> _Request_:
Write the next part of the forum thread about the planned herf, picking up right after the point where it stops.

> _Source text_:
···
Count me in for this. Sounds like fun!


----------



## itstim (Nov 5, 2004)

uncle mikey said:


> Folks, it is time to do a head count. Need to know how many mouths to feed. Come on now sound off. mb


I will be there! Looking forward to it!


----------



## uncle mikey (Jan 1, 2000)

itstim said:


> I will be there! Looking forward to it!


Ok now we got a party going. mb


----------



## SeanGAR (Jul 9, 2004)

itstim said:


> I will be there! Looking forward to it!


Cool. Do I need to bring more Bookers or will Knob Creek do?


----------



## Navydoc (Jan 26, 2005)

Is Mickey taking a head count for the HERF or the game???


----------



## floydp (Jun 6, 2004)

If the Bushmills Black Bush makes it back to Va then I'll be bringing it to guzzle.. Among other selections...


----------



## itstim (Nov 5, 2004)

Navydoc said:


> Is Mickey taking a head count for the HERF or the game???


Uncle Mikey is taking a head count for the herf...catfishm2 is taking a head count for the game.


----------



## itstim (Nov 5, 2004)

SeanGAR said:


> Cool. Do I need to bring more Bookers or will Knob Creek do?


I like Knob Creek too Sean. You really know how to make a grown man cry...cigars, bourbon, good company, and baseball...all in one weekend! This should be fun!


----------



## itstim (Nov 5, 2004)

floydp said:


> If the Bushmills Black Bush makes it back to Va then I'll be bringing it to guzzle.. Among other selections...


I think I am booking a hotel this time. I am guessing I won't be able to drive this time.


----------



## The Old Boar (May 14, 2005)

Ms. Floydp said:


> LOL.. we'll bring the chips and dip, some potatoe salad too.. we have to bring something that we can pick up from the store and we'll get it on the way there.
> 
> hmmm...Asian children.. they're a little spicy aren't they? LOL


You Virginia BOtl are a HERFING bunch. There is a HERF in Richmond that weekend also! Is there a third one somewhere in VA that weekend?


----------



## floydp (Jun 6, 2004)

itstim said:


> I think I am booking a hotel this time. I am guessing I won't be able to drive this time.


Your a wise man Tim.... or is it a wise ash??? :r

or white trash ash??


----------



## itstim (Nov 5, 2004)

Hotel reservation made. I am staying at the Quality Inn West End, which I think is right next to Uncle Mikey's! I got a rate of $59.96 at the Quality Inn web site if anyone is interested.

Looking forward to it!


----------



## BigBuddha76 (Mar 15, 2005)

check out the official ad copy posted here in the herf section...gonna be one fine time I tell ya what


----------



## Ms. Floydp (Jan 7, 2005)
···
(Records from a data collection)

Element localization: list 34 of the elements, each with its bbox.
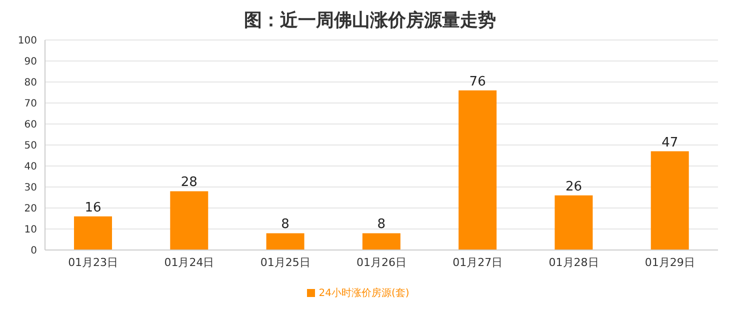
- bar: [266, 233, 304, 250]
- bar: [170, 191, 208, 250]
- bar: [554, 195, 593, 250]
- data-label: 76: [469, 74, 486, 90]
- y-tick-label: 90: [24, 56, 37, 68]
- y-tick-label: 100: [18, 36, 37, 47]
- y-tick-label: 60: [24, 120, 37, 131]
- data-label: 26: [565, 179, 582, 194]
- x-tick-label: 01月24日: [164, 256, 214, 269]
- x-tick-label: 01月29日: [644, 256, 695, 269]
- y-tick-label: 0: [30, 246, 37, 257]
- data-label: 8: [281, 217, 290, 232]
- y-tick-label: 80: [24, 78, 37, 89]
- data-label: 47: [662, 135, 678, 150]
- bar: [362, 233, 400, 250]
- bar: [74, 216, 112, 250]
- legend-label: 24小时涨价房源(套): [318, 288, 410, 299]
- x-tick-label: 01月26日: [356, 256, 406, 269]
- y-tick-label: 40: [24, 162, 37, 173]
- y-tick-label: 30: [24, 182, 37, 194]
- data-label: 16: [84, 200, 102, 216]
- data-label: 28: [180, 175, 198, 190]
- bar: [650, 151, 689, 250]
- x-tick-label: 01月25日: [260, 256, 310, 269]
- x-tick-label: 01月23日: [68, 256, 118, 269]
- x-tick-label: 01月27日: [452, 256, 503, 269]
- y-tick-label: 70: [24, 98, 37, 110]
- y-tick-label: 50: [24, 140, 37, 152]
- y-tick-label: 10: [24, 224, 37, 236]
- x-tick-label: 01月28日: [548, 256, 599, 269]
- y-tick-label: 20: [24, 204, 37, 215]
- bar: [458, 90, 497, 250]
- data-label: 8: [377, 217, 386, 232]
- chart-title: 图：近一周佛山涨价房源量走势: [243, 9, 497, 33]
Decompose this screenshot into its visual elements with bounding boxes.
···
> _Expected answer_:
Sorry I haven't helped you keep up with this list very good Mikey... here's what I see is coming...

NavyDoc
Floydp
Ms. Floydp
SeanGAR (Count as 3, the Ms. and MIL)
catfishm2
Scott M
1f1fan (hopefully)
Uncle Mikey (can't leave you 2 off of the list)
Rev. Zack
itstim 
GSW3
688sonarman

Is this right? Seems like I've been away from here for awhile.. it's alot to catch up on.


----------



## knuckles (Mar 24, 2005)

Jeff said:


> What exactly is the address? I want to plug it into MapQuest to find out how far it is from State College. I'd love to come guys.
> 
> Thanks
> Jeff


Jeff,

I had the trip from State College to Richmond down to about 5 hours. Take 322 towards Harrisburg, take 81 south all the way to Winchester, VA., then take 17, which snakes across Virginia and connects to 95 at Fredricksbrug. Then its 95 south to Richmond.


----------



## Navydoc (Jan 26, 2005)

Ms. Floydp said:


> Sorry I haven't helped you keep up with this list very good Mikey... here's what I see is coming...
> 
> NavyDoc
> Floydp
> ...


688 is out of this one! What time does it start and where? I have to work until 11 or 12 but should be available after that.


----------



## uncle mikey (Jan 1, 2000)

Navydoc said:


> 688 is out of this one! What time does it start and where? I have to work until 11 or 12 but should be available after that.


Herfers will start to arrive sometime after noon and we go on until.......its over. I'll save some burgers, sauage and turkey for you. come on down. mb


----------



## uncle mikey (Jan 1, 2000)

Ms. Floydp said:


> Sorry I haven't helped you keep up with this list very good Mikey... here's what I see is coming...
> 
> NavyDoc
> Floydp
> ...


Lookin good MsFloydp, lookin good. mb


----------



## Scott M (Jan 4, 2005)

I'm out...dammit. Sorry for the late post. Thought I might be able to break away. Life's getting in the way of my life...again. Oh well...next time.

Ya'll have fun.

Scott"







"M


----------



## floydp (Jun 6, 2004)

Scott M said:


> I'm out...dammit. Sorry for the late post. Thought I might be able to break away. Life's getting in the way of my life...again. Oh well...next time.
> 
> Ya'll have fun.
> 
> ...


Sure sorry to hear that Scott, hope everything works out for you bro.. Take care of business and we'll catch ya on the next one..


----------



## Navydoc (Jan 26, 2005)

Just got to work....Not sure why I'm the last one to find this out but in addition to working until noon I'm also on call.....which means I can't leave town (incase I have to go in to the office). :c So, once again I will be missing my local Herf...Seems I'm going to have to put in for leave in order to make sure I get the time off....life goes on.....God bless Uncle Sam :u


----------



## catfishm2 (Nov 6, 2004)

Dang Paul, was hoping to get to met you this time. Sorry you won't be able to attend. Looks like we're just going to have to come to Virginia Beach and herf with you.


----------



## Navydoc (Jan 26, 2005)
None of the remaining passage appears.